| Aim A |
List every distinct username that heads a post in the thread on hunting near Squaw Creek, in order of first appearance.
| Aim B |
Carry the thread on hunting near Squaw Creek forward from its last line.

# Hunting near squaw creek.



## 12cottrellj (Feb 26, 2009)

We went hunting on saturday and sunday up by mound city and the snow did not help the geese flying But we still got 2 geese.


----------



## orange legs (Mar 3, 2009)

It was definetly tough conditions. We shot 1 Fri afternoon, 6 on Sat and 1 Sun morning. It was one cold weekend.


----------



## 12cottrellj (Feb 26, 2009)

Yep it was very hard only shot 5 shots Got 2 geese


----------



## Whistler (Feb 28, 2009)

We had that problem last year. Rolled into town last year to a snowstorm and 6 degree temps. Shooting was slow to say the least!!!


----------



## bluebill25 (Mar 29, 2006)

r u guys able to get quads/ rhino into the fields by mound or is it to muddy?


----------



## goosehunter21 (May 18, 2004)

3 of us put down 113 on Friday!! Birds worked great and were feet down...hunting should get better soon. Looking at the refuge I don't think there was 1 in every 1000 that was a juvie


----------



## Whistler (Feb 28, 2009)

113   thats what I like to see!!


----------



## orange legs (Mar 3, 2009)

goosehunter, you must have been in the hills weren't you? Congrats on the shoot.


----------



## 12cottrellj (Feb 26, 2009)

Any body been doing good by squaw creek this week How may geese are in squaw creek? :sniper:


----------



## 12cottrellj (Feb 26, 2009)

Has any body been kill any geese by squaw creek? :sniper: :sniper:


----------



## goosehunter21 (May 18, 2004)

sounds like there isn't much left around there...


----------



## nodakoutdoors.com (Feb 27, 2002)

Talked to Northup and he said there's still a good number there. Shouldn't be too bad I'd guess this week if the Dakotas get hit with snow.


----------



## brknwing (Dec 6, 2005)

I just got back last night. The hunting is killer right now. sixty bird days were the average.


----------



## Whistler (Feb 28, 2009)

Chris, is So Dak supposed to get hit or not with snow? If so do you think that would slow things up to keep the action hot in MO?


----------



## goodkarmarising (Feb 8, 2008)

Region annotation records
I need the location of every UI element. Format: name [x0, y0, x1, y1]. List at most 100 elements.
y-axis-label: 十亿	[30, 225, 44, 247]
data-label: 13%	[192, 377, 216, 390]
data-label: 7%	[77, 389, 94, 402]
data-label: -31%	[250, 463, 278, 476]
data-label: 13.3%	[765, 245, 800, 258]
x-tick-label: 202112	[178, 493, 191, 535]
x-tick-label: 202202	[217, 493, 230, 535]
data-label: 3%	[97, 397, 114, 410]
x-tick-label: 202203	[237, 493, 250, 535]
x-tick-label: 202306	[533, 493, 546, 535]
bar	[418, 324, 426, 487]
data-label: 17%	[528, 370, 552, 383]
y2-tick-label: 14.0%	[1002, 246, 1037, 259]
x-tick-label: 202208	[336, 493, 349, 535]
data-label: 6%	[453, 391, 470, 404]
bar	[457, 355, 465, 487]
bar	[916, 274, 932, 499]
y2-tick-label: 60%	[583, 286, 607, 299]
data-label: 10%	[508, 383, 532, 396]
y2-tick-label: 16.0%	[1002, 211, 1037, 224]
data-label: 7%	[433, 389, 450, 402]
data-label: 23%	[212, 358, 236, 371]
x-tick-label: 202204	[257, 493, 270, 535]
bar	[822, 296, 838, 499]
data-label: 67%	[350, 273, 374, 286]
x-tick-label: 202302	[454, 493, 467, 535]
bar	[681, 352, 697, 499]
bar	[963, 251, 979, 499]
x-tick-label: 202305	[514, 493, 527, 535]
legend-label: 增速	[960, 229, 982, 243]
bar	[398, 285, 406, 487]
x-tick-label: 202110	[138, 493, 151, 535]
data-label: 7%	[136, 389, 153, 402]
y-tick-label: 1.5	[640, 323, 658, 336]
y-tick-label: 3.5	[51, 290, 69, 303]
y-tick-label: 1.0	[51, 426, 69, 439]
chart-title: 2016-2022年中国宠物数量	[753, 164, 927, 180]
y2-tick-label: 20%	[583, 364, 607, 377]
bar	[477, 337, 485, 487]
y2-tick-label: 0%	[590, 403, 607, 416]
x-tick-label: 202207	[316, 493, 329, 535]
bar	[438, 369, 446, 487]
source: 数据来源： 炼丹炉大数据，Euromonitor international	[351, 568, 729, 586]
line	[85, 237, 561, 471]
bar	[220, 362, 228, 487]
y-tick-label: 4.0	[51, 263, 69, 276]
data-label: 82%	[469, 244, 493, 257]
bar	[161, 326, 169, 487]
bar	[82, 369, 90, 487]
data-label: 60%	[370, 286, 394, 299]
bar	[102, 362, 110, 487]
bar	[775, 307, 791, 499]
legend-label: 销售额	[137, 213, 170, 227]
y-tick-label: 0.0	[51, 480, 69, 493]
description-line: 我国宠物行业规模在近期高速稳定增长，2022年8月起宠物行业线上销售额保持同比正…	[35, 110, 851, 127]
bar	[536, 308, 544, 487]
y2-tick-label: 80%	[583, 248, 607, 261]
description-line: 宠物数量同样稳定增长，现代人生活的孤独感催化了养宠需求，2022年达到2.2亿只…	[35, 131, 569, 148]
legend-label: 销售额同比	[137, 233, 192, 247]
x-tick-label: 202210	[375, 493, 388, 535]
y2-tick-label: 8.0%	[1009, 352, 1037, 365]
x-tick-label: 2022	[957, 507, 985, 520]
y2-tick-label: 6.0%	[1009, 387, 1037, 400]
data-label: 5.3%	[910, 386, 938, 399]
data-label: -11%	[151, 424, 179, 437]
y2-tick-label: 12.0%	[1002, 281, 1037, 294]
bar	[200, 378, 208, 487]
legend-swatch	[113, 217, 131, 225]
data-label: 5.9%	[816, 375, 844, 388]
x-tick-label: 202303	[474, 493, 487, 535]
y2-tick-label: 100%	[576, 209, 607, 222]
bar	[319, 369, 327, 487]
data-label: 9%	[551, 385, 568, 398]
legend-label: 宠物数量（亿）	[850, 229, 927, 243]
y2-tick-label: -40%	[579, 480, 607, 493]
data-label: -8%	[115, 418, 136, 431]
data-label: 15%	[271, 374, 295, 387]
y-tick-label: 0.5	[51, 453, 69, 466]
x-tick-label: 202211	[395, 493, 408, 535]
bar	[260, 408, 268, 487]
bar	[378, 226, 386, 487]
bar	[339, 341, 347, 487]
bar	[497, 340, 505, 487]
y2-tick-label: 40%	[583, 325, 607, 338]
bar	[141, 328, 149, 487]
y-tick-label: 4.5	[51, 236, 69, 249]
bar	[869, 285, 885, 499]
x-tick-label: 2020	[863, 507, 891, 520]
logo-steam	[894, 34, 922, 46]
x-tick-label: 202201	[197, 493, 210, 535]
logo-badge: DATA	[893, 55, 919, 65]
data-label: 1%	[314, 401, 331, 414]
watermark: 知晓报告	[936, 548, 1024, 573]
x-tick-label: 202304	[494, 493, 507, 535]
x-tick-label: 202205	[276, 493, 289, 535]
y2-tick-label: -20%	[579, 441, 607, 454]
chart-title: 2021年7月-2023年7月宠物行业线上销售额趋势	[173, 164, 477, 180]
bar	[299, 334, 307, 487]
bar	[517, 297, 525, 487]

| Written reply A |
12cottrellj, orange legs, Whistler, bluebill25, goosehunter21, nodakoutdoors.com, brknwing, goodkarmarising

| Written reply B |
x


----------



## nodakoutdoors.com (Feb 27, 2002)

goodkarmarising said:


> Drove around squaw creek and looked on the backside, saw like 5 spreads set up close to each other off the refuge, I'll hunt somewhere with a lil less compettion


Northup told me the area was actually pretty quiet for this time of year...most guys are setup further north.

I'm assuming Squaw will still be solid for the next couple weeks.


----------



## olt 800 (Feb 18, 2009)

haveing just returned back to the uk after a week in squaw creek shooting the snows all i can say is it was one of the best things i have ever done just to see so many geese on the refuge was worth the trip just by itself we shot 60 geese for the week but the first two day it was bloody cold but i still enjoyed it out of this world iam a full time guide over in the uk doing geese every day but i think in one bunch we ad allmost ten thousand on the ground just in front of the blinds it was brill and the people we talked to inthe trukstop was really nice to talk to thank you all i will be back next year thanks again allso to huntprooutfitters for sorting everything out for us the trip was awesome :sniper: :sniper: :beer:


----------



## orange legs (Mar 3, 2009)

We went back to Squaw on Fri. Hunted half of the day Fri, all day Sat and for half of the day Sun. We tallied 34 and 1 was a a collared Ross. There were THOUSANDS of birds come back from the north Sat nite. Wind changed direction on us Sun and they stayed to the east of us. But when they got up hopping fields was an UNBELIEVABLE sight. We watched birds stretched out for about 4 or 5 miles.
Best part of the weekend was we had 2 virgins with us. Took a couple of my sons buddies with. And one of them won the leg band in the draw. Unfortunately I didn't win the collar. But my son did shoot a mature Eaglehead that is going on the wall.


----------



## goosegrinder (Mar 4, 2005)

> Best part of the weekend was we had 2 virgins with us


. I bet everyone will agree that's when it's the best.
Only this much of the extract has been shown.